## begin Data supplied

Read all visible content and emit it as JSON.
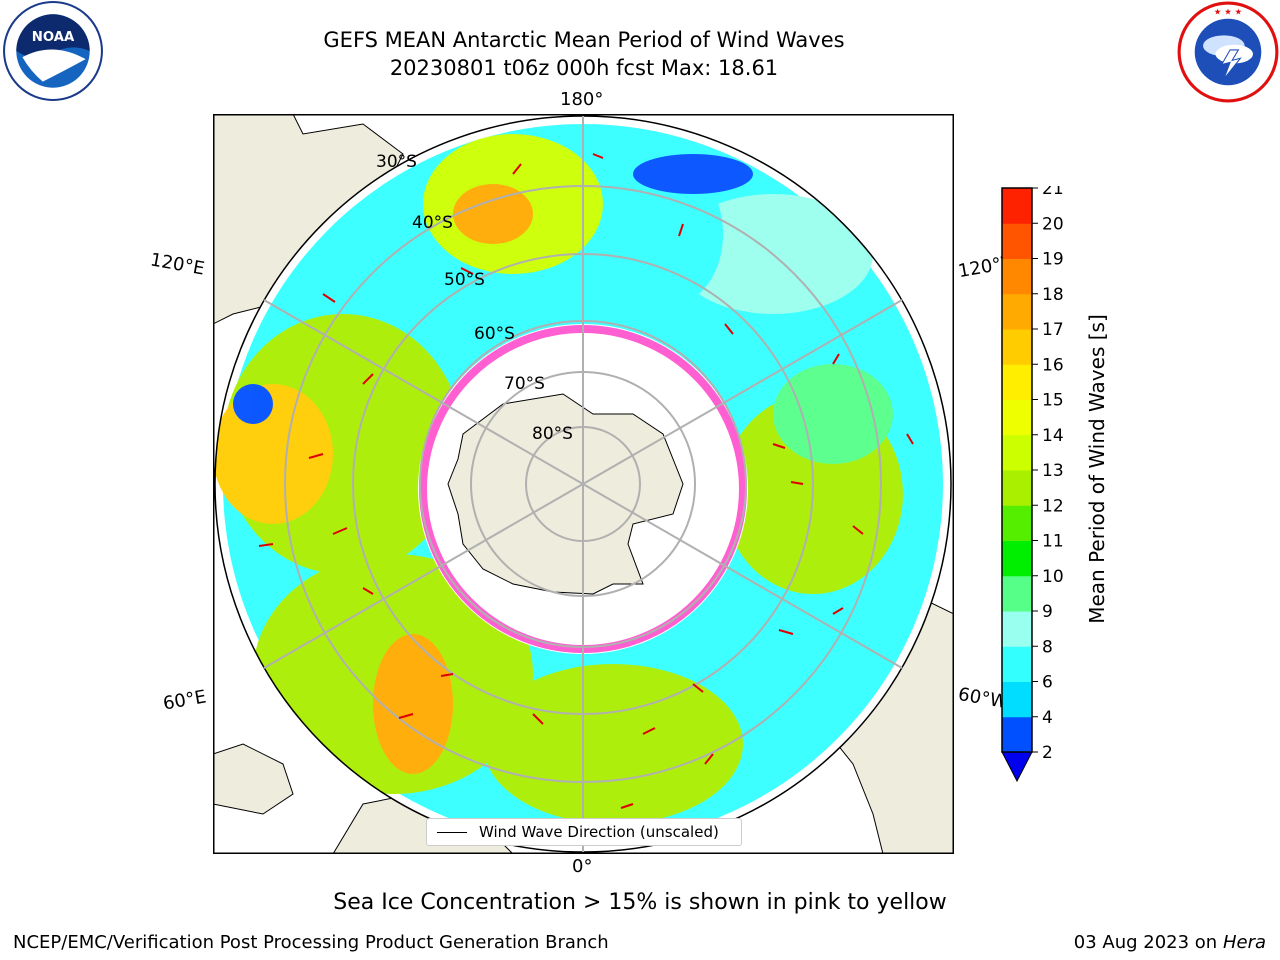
{
  "title": {
    "line1": "GEFS MEAN Antarctic Mean Period of Wind Waves",
    "line2": "20230801 t06z 000h fcst   Max: 18.61"
  },
  "logos": {
    "left": "noaa-logo",
    "left_text": "NOAA",
    "right": "nws-logo",
    "right_text": "NATIONAL WEATHER SERVICE"
  },
  "map": {
    "projection": "south-polar-stereographic",
    "longitude_labels": {
      "top": "180°",
      "bottom": "0°",
      "upper_left": "120°E",
      "upper_right": "120°W",
      "lower_left": "60°E",
      "lower_right": "60°W"
    },
    "latitude_labels": [
      "30°S",
      "40°S",
      "50°S",
      "60°S",
      "70°S",
      "80°S"
    ],
    "land_color": "#eeecdc",
    "sea_ice_color": "#ff5fd0",
    "arrow_color": "#e00000"
  },
  "legend": {
    "label": "Wind Wave Direction (unscaled)"
  },
  "colorbar": {
    "label": "Mean Period of Wind Waves [s]",
    "ticks": [
      "2",
      "4",
      "6",
      "8",
      "9",
      "10",
      "11",
      "12",
      "13",
      "14",
      "15",
      "16",
      "17",
      "18",
      "19",
      "20",
      "21"
    ],
    "colors": [
      "#0050ff",
      "#00ddff",
      "#33ffff",
      "#99ffee",
      "#55ff88",
      "#00ee00",
      "#55ee00",
      "#aaee00",
      "#ccff00",
      "#eeff00",
      "#ffee00",
      "#ffcc00",
      "#ffaa00",
      "#ff8800",
      "#ff5500",
      "#ff2200",
      "#ff0000"
    ]
  },
  "note": "Sea Ice Concentration > 15% is shown in pink to yellow",
  "footer": {
    "left": "NCEP/EMC/Verification Post Processing Product Generation Branch",
    "date": "03 Aug 2023 on",
    "host": "Hera"
  }
}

## end Data supplied

Given exercise: In your copy, repeat each record exactly and include no pictures.

Response to this exercise:
Read all visible content and emit it as JSON.
{
  "title": {
    "line1": "GEFS MEAN Antarctic Mean Period of Wind Waves",
    "line2": "20230801 t06z 000h fcst   Max: 18.61"
  },
  "logos": {
    "left": "noaa-logo",
    "left_text": "NOAA",
    "right": "nws-logo",
    "right_text": "NATIONAL WEATHER SERVICE"
  },
  "map": {
    "projection": "south-polar-stereographic",
    "longitude_labels": {
      "top": "180°",
      "bottom": "0°",
      "upper_left": "120°E",
      "upper_right": "120°W",
      "lower_left": "60°E",
      "lower_right": "60°W"
    },
    "latitude_labels": [
      "30°S",
      "40°S",
      "50°S",
      "60°S",
      "70°S",
      "80°S"
    ],
    "land_color": "#eeecdc",
    "sea_ice_color": "#ff5fd0",
    "arrow_color": "#e00000"
  },
  "legend": {
    "label": "Wind Wave Direction (unscaled)"
  },
  "colorbar": {
    "label": "Mean Period of Wind Waves [s]",
    "ticks": [
      "2",
      "4",
      "6",
      "8",
      "9",
      "10",
      "11",
      "12",
      "13",
      "14",
      "15",
      "16",
      "17",
      "18",
      "19",
      "20",
      "21"
    ],
    "colors": [
      "#0050ff",
      "#00ddff",
      "#33ffff",
      "#99ffee",
      "#55ff88",
      "#00ee00",
      "#55ee00",
      "#aaee00",
      "#ccff00",
      "#eeff00",
      "#ffee00",
      "#ffcc00",
      "#ffaa00",
      "#ff8800",
      "#ff5500",
      "#ff2200",
      "#ff0000"
    ]
  },
  "note": "Sea Ice Concentration > 15% is shown in pink to yellow",
  "footer": {
    "left": "NCEP/EMC/Verification Post Processing Product Generation Branch",
    "date": "03 Aug 2023 on",
    "host": "Hera"
  }
}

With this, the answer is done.